╔══

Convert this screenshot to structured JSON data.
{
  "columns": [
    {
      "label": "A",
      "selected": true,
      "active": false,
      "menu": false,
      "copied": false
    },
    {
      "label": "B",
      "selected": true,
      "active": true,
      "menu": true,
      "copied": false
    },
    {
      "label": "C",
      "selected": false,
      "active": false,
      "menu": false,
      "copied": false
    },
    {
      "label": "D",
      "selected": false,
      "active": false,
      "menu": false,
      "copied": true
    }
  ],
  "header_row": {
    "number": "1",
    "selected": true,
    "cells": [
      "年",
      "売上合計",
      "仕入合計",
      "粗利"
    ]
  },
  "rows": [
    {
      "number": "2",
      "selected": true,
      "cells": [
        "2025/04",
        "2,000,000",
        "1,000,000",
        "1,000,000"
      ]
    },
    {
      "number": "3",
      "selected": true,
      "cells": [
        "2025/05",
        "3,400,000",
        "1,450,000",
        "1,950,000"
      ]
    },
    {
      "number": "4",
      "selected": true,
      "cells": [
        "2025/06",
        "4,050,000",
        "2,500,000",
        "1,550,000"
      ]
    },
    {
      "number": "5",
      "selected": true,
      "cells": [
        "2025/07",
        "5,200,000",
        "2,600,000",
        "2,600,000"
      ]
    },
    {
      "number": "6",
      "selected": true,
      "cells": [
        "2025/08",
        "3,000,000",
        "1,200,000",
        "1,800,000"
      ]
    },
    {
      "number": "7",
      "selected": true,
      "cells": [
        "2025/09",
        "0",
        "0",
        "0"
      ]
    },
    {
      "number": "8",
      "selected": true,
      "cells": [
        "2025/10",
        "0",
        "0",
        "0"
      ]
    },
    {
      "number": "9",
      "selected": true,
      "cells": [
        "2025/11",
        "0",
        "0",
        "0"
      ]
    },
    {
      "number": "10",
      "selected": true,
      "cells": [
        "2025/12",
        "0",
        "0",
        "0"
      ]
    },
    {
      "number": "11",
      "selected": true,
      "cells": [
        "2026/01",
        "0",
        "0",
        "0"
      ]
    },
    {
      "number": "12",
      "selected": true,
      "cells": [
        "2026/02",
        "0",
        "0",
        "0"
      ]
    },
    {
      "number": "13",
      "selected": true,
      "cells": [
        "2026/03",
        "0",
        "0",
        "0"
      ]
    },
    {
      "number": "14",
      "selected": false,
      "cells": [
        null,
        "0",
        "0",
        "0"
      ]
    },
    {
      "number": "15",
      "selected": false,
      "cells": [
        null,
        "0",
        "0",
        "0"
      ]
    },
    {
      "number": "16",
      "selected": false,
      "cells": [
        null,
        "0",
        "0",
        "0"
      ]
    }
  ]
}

╚══

Restate each record word for word.

Convert this screenshot to structured JSON data.
{
  "columns": [
    {
      "label": "A",
      "selected": true,
      "active": false,
      "menu": false,
      "copied": false
    },
    {
      "label": "B",
      "selected": true,
      "active": true,
      "menu": true,
      "copied": false
    },
    {
      "label": "C",
      "selected": false,
      "active": false,
      "menu": false,
      "copied": false
    },
    {
      "label": "D",
      "selected": false,
      "active": false,
      "menu": false,
      "copied": true
    }
  ],
  "header_row": {
    "number": "1",
    "selected": true,
    "cells": [
      "年",
      "売上合計",
      "仕入合計",
      "粗利"
    ]
  },
  "rows": [
    {
      "number": "2",
      "selected": true,
      "cells": [
        "2025/04",
        "2,000,000",
        "1,000,000",
        "1,000,000"
      ]
    },
    {
      "number": "3",
      "selected": true,
      "cells": [
        "2025/05",
        "3,400,000",
        "1,450,000",
        "1,950,000"
      ]
    },
    {
      "number": "4",
      "selected": true,
      "cells": [
        "2025/06",
        "4,050,000",
        "2,500,000",
        "1,550,000"
      ]
    },
    {
      "number": "5",
      "selected": true,
      "cells": [
        "2025/07",
        "5,200,000",
        "2,600,000",
        "2,600,000"
      ]
    },
    {
      "number": "6",
      "selected": true,
      "cells": [
        "2025/08",
        "3,000,000",
        "1,200,000",
        "1,800,000"
      ]
    },
    {
      "number": "7",
      "selected": true,
      "cells": [
        "2025/09",
        "0",
        "0",
        "0"
      ]
    },
    {
      "number": "8",
      "selected": true,
      "cells": [
        "2025/10",
        "0",
        "0",
        "0"
      ]
    },
    {
      "number": "9",
      "selected": true,
      "cells": [
        "2025/11",
        "0",
        "0",
        "0"
      ]
    },
    {
      "number": "10",
      "selected": true,
      "cells": [
        "2025/12",
        "0",
        "0",
        "0"
      ]
    },
    {
      "number": "11",
      "selected": true,
      "cells": [
        "2026/01",
        "0",
        "0",
        "0"
      ]
    },
    {
      "number": "12",
      "selected": true,
      "cells": [
        "2026/02",
        "0",
        "0",
        "0"
      ]
    },
    {
      "number": "13",
      "selected": true,
      "cells": [
        "2026/03",
        "0",
        "0",
        "0"
      ]
    },
    {
      "number": "14",
      "selected": false,
      "cells": [
        null,
        "0",
        "0",
        "0"
      ]
    },
    {
      "number": "15",
      "selected": false,
      "cells": [
        null,
        "0",
        "0",
        "0"
      ]
    },
    {
      "number": "16",
      "selected": false,
      "cells": [
        null,
        "0",
        "0",
        "0"
      ]
    }
  ]
}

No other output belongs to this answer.